(Excerpt from a dataset)
------------------------------------

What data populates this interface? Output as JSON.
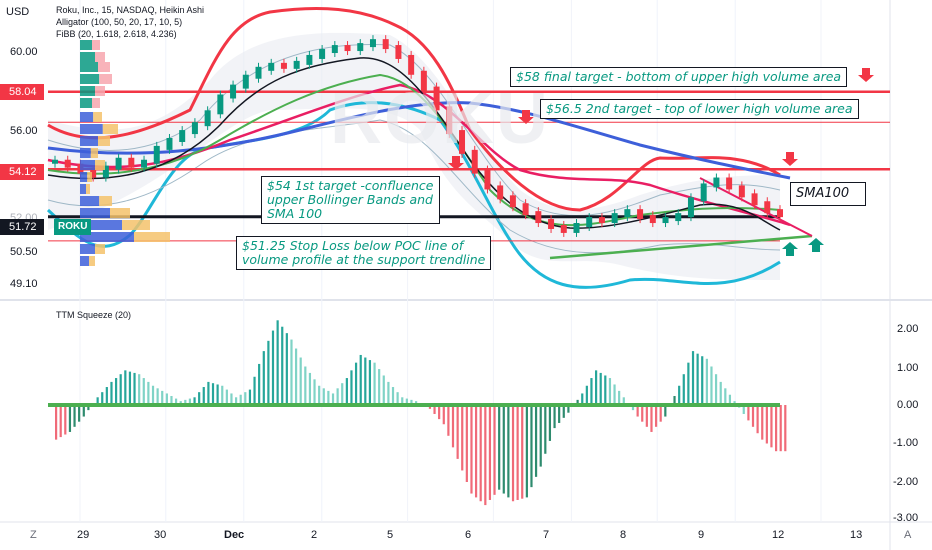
{
  "header": {
    "currency": "USD",
    "symbol_line": "Roku, Inc., 15, NASDAQ, Heikin Ashi",
    "indicator_lines": [
      "Alligator (100, 50, 20, 17, 10, 5)",
      "FiBB (20, 1.618, 2.618, 4.236)"
    ]
  },
  "price_axis": {
    "ticks": [
      "60.00",
      "56.00",
      "52.00",
      "50.50",
      "49.10"
    ],
    "tick_values": [
      60.0,
      56.0,
      52.0,
      50.5,
      49.1
    ]
  },
  "price_tags": [
    {
      "label": "58.04",
      "value": 58.04,
      "color": "#f23645"
    },
    {
      "label": "54.12",
      "value": 54.12,
      "color": "#f23645"
    },
    {
      "label": "51.72",
      "value": 51.72,
      "color": "#089981"
    }
  ],
  "ticker_tag": "ROKU",
  "watermark": "ROKU",
  "annotations": [
    {
      "id": "t58",
      "text": "$58 final target - bottom of upper high volume area"
    },
    {
      "id": "t565",
      "text": "$56.5 2nd target - top of lower  high volume area"
    },
    {
      "id": "t54",
      "lines": [
        "$54  1st target -confluence",
        "upper Bollinger Bands  and",
        "SMA 100"
      ]
    },
    {
      "id": "stop",
      "lines": [
        "$51.25  Stop Loss below POC line of",
        "volume profile at the support trendline"
      ]
    },
    {
      "id": "sma",
      "text": "SMA100"
    }
  ],
  "oscillator": {
    "title": "TTM Squeeze (20)",
    "axis_ticks": [
      "2.00",
      "1.00",
      "0.00",
      "-1.00",
      "-2.00",
      "-3.00"
    ],
    "axis_values": [
      2,
      1,
      0,
      -1,
      -2,
      -3
    ]
  },
  "time_axis": {
    "labels": [
      "29",
      "30",
      "Dec",
      "2",
      "5",
      "6",
      "7",
      "8",
      "9",
      "12",
      "13"
    ],
    "corner_left": "Z",
    "corner_right": "A"
  },
  "colors": {
    "up": "#089981",
    "down": "#f23645",
    "bb_outer": "#f23645",
    "bb_lower": "#1fb8d8",
    "sma100": "#3d5fd9",
    "green_ma": "#4caf50",
    "black_ma": "#131722"
  },
  "chart_data": {
    "type": "line",
    "price_range": [
      48.8,
      62.0
    ],
    "series": [
      {
        "name": "SMA100",
        "x": [
          0,
          0.1,
          0.2,
          0.3,
          0.4,
          0.5,
          0.6,
          0.7,
          0.8,
          1.0
        ],
        "values": [
          55.2,
          54.9,
          55.0,
          55.7,
          56.4,
          56.5,
          56.0,
          55.3,
          54.6,
          54.0
        ]
      },
      {
        "name": "",
        "x": [
          0,
          0.1,
          0.2,
          0.3,
          0.4,
          0.5,
          0.6,
          0.7,
          0.8,
          0.9,
          1.0
        ],
        "values": [
          54.3,
          54.5,
          56.0,
          58.0,
          59.5,
          60.2,
          57.0,
          53.0,
          51.8,
          52.2,
          52.5
        ]
      }
    ],
    "levels": [
      58.04,
      56.5,
      54.12,
      51.72,
      50.5
    ],
    "squeeze": {
      "range": [
        -3,
        2.3
      ],
      "values": [
        -0.9,
        -0.7,
        -0.3,
        0.2,
        0.6,
        0.9,
        0.8,
        0.5,
        0.3,
        0.1,
        0.2,
        0.6,
        0.5,
        0.2,
        0.4,
        1.4,
        2.2,
        1.7,
        1.0,
        0.5,
        0.3,
        0.7,
        1.3,
        1.1,
        0.6,
        0.2,
        0.1,
        -0.1,
        -0.5,
        -1.4,
        -2.3,
        -2.6,
        -2.2,
        -2.5,
        -2.4,
        -1.6,
        -0.6,
        -0.2,
        0.3,
        0.9,
        0.7,
        0.2,
        -0.3,
        -0.7,
        -0.3,
        0.5,
        1.4,
        1.2,
        0.6,
        0.1,
        -0.4,
        -0.9,
        -1.2
      ]
    }
  }
}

------------------------------------

▶ **What is expected**: The records shown above are to be repeated exactly, with the pictures left out.

▶ **Response**:
What data populates this interface? Output as JSON.
{
  "header": {
    "currency": "USD",
    "symbol_line": "Roku, Inc., 15, NASDAQ, Heikin Ashi",
    "indicator_lines": [
      "Alligator (100, 50, 20, 17, 10, 5)",
      "FiBB (20, 1.618, 2.618, 4.236)"
    ]
  },
  "price_axis": {
    "ticks": [
      "60.00",
      "56.00",
      "52.00",
      "50.50",
      "49.10"
    ],
    "tick_values": [
      60.0,
      56.0,
      52.0,
      50.5,
      49.1
    ]
  },
  "price_tags": [
    {
      "label": "58.04",
      "value": 58.04,
      "color": "#f23645"
    },
    {
      "label": "54.12",
      "value": 54.12,
      "color": "#f23645"
    },
    {
      "label": "51.72",
      "value": 51.72,
      "color": "#089981"
    }
  ],
  "ticker_tag": "ROKU",
  "watermark": "ROKU",
  "annotations": [
    {
      "id": "t58",
      "text": "$58 final target - bottom of upper high volume area"
    },
    {
      "id": "t565",
      "text": "$56.5 2nd target - top of lower  high volume area"
    },
    {
      "id": "t54",
      "lines": [
        "$54  1st target -confluence",
        "upper Bollinger Bands  and",
        "SMA 100"
      ]
    },
    {
      "id": "stop",
      "lines": [
        "$51.25  Stop Loss below POC line of",
        "volume profile at the support trendline"
      ]
    },
    {
      "id": "sma",
      "text": "SMA100"
    }
  ],
  "oscillator": {
    "title": "TTM Squeeze (20)",
    "axis_ticks": [
      "2.00",
      "1.00",
      "0.00",
      "-1.00",
      "-2.00",
      "-3.00"
    ],
    "axis_values": [
      2,
      1,
      0,
      -1,
      -2,
      -3
    ]
  },
  "time_axis": {
    "labels": [
      "29",
      "30",
      "Dec",
      "2",
      "5",
      "6",
      "7",
      "8",
      "9",
      "12",
      "13"
    ],
    "corner_left": "Z",
    "corner_right": "A"
  },
  "colors": {
    "up": "#089981",
    "down": "#f23645",
    "bb_outer": "#f23645",
    "bb_lower": "#1fb8d8",
    "sma100": "#3d5fd9",
    "green_ma": "#4caf50",
    "black_ma": "#131722"
  },
  "chart_data": {
    "type": "line",
    "price_range": [
      48.8,
      62.0
    ],
    "series": [
      {
        "name": "SMA100",
        "x": [
          0,
          0.1,
          0.2,
          0.3,
          0.4,
          0.5,
          0.6,
          0.7,
          0.8,
          1.0
        ],
        "values": [
          55.2,
          54.9,
          55.0,
          55.7,
          56.4,
          56.5,
          56.0,
          55.3,
          54.6,
          54.0
        ]
      },
      {
        "name": "",
        "x": [
          0,
          0.1,
          0.2,
          0.3,
          0.4,
          0.5,
          0.6,
          0.7,
          0.8,
          0.9,
          1.0
        ],
        "values": [
          54.3,
          54.5,
          56.0,
          58.0,
          59.5,
          60.2,
          57.0,
          53.0,
          51.8,
          52.2,
          52.5
        ]
      }
    ],
    "levels": [
      58.04,
      56.5,
      54.12,
      51.72,
      50.5
    ],
    "squeeze": {
      "range": [
        -3,
        2.3
      ],
      "values": [
        -0.9,
        -0.7,
        -0.3,
        0.2,
        0.6,
        0.9,
        0.8,
        0.5,
        0.3,
        0.1,
        0.2,
        0.6,
        0.5,
        0.2,
        0.4,
        1.4,
        2.2,
        1.7,
        1.0,
        0.5,
        0.3,
        0.7,
        1.3,
        1.1,
        0.6,
        0.2,
        0.1,
        -0.1,
        -0.5,
        -1.4,
        -2.3,
        -2.6,
        -2.2,
        -2.5,
        -2.4,
        -1.6,
        -0.6,
        -0.2,
        0.3,
        0.9,
        0.7,
        0.2,
        -0.3,
        -0.7,
        -0.3,
        0.5,
        1.4,
        1.2,
        0.6,
        0.1,
        -0.4,
        -0.9,
        -1.2
      ]
    }
  }
}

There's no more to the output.